Task material:
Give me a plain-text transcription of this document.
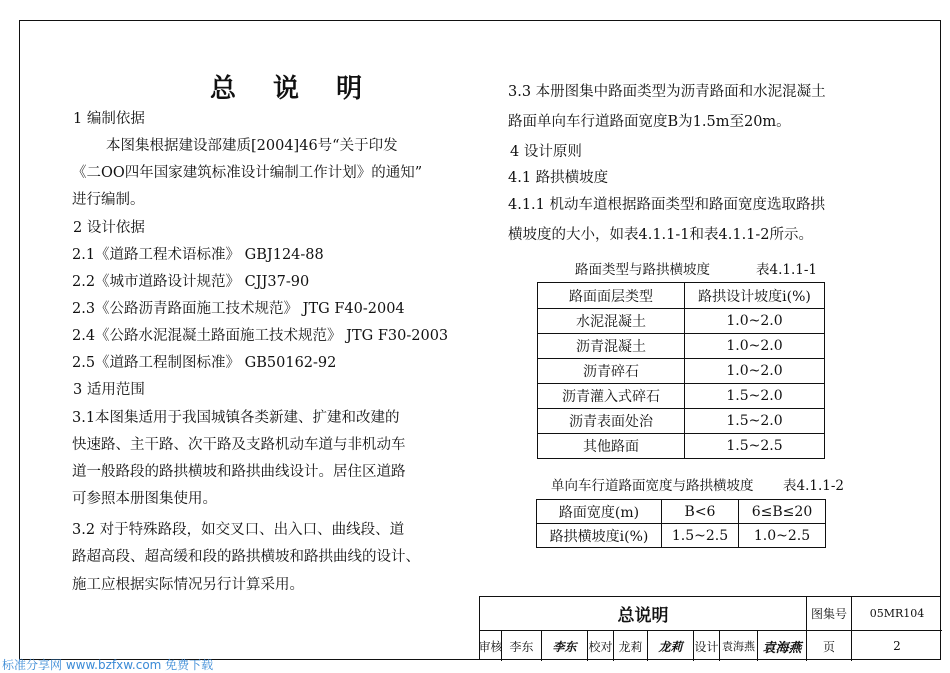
总 说 明
1 编制依据
本图集根据建设部建质[2004]46号“关于印发
《二OO四年国家建筑标准设计编制工作计划》的通知”
进行编制。
2 设计依据
2.1《道路工程术语标准》 GBJ124-88
2.2《城市道路设计规范》 CJJ37-90
2.3《公路沥青路面施工技术规范》 JTG F40-2004
2.4《公路水泥混凝土路面施工技术规范》 JTG F30-2003
2.5《道路工程制图标准》 GB50162-92
3 适用范围
3.1本图集适用于我国城镇各类新建、扩建和改建的
快速路、主干路、次干路及支路机动车道与非机动车
道一般路段的路拱横坡和路拱曲线设计。居住区道路
可参照本册图集使用。
3.2 对于特殊路段，如交叉口、出入口、曲线段、道
路超高段、超高缓和段的路拱横坡和路拱曲线的设计、
施工应根据实际情况另行计算采用。
3.3 本册图集中路面类型为沥青路面和水泥混凝土
路面单向车行道路面宽度B为1.5m至20m。
4 设计原则
4.1 路拱横坡度
4.1.1 机动车道根据路面类型和路面宽度选取路拱
横坡度的大小，如表4.1.1-1和表4.1.1-2所示。
路面类型与路拱横坡度	表4.1.1-1
路面面层类型	路拱设计坡度i(%)
水泥混凝土	1.0~2.0
沥青混凝土	1.0~2.0
沥青碎石	1.0~2.0
沥青灌入式碎石	1.5~2.0
沥青表面处治	1.5~2.0
其他路面	1.5~2.5
单向车行道路面宽度与路拱横坡度 表4.1.1-2
路面宽度(m)	B<6	6≤B≤20
路拱横坡度i(%)	1.5~2.5	1.0~2.5
总说明	图集号	05MR104
审核 李东	李东 校对 龙莉	龙莉 设计 袁海燕 袁海燕	页	2
标准分享网 www.bzfxw.com 免费下载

The exercise:
Every line of the data above should be quoted exactly. Omit the pictures.

The output:
Give me a plain-text transcription of this document.
总 说 明
1 编制依据
本图集根据建设部建质[2004]46号“关于印发
《二OO四年国家建筑标准设计编制工作计划》的通知”
进行编制。
2 设计依据
2.1《道路工程术语标准》 GBJ124-88
2.2《城市道路设计规范》 CJJ37-90
2.3《公路沥青路面施工技术规范》 JTG F40-2004
2.4《公路水泥混凝土路面施工技术规范》 JTG F30-2003
2.5《道路工程制图标准》 GB50162-92
3 适用范围
3.1本图集适用于我国城镇各类新建、扩建和改建的
快速路、主干路、次干路及支路机动车道与非机动车
道一般路段的路拱横坡和路拱曲线设计。居住区道路
可参照本册图集使用。
3.2 对于特殊路段，如交叉口、出入口、曲线段、道
路超高段、超高缓和段的路拱横坡和路拱曲线的设计、
施工应根据实际情况另行计算采用。
3.3 本册图集中路面类型为沥青路面和水泥混凝土
路面单向车行道路面宽度B为1.5m至20m。
4 设计原则
4.1 路拱横坡度
4.1.1 机动车道根据路面类型和路面宽度选取路拱
横坡度的大小，如表4.1.1-1和表4.1.1-2所示。
路面类型与路拱横坡度	表4.1.1-1
路面面层类型	路拱设计坡度i(%)
水泥混凝土	1.0~2.0
沥青混凝土	1.0~2.0
沥青碎石	1.0~2.0
沥青灌入式碎石	1.5~2.0
沥青表面处治	1.5~2.0
其他路面	1.5~2.5
单向车行道路面宽度与路拱横坡度 表4.1.1-2
路面宽度(m)	B<6	6≤B≤20
路拱横坡度i(%)	1.5~2.5	1.0~2.5
总说明	图集号	05MR104
审核 李东	李东 校对 龙莉	龙莉 设计 袁海燕 袁海燕	页	2
标准分享网 www.bzfxw.com 免费下载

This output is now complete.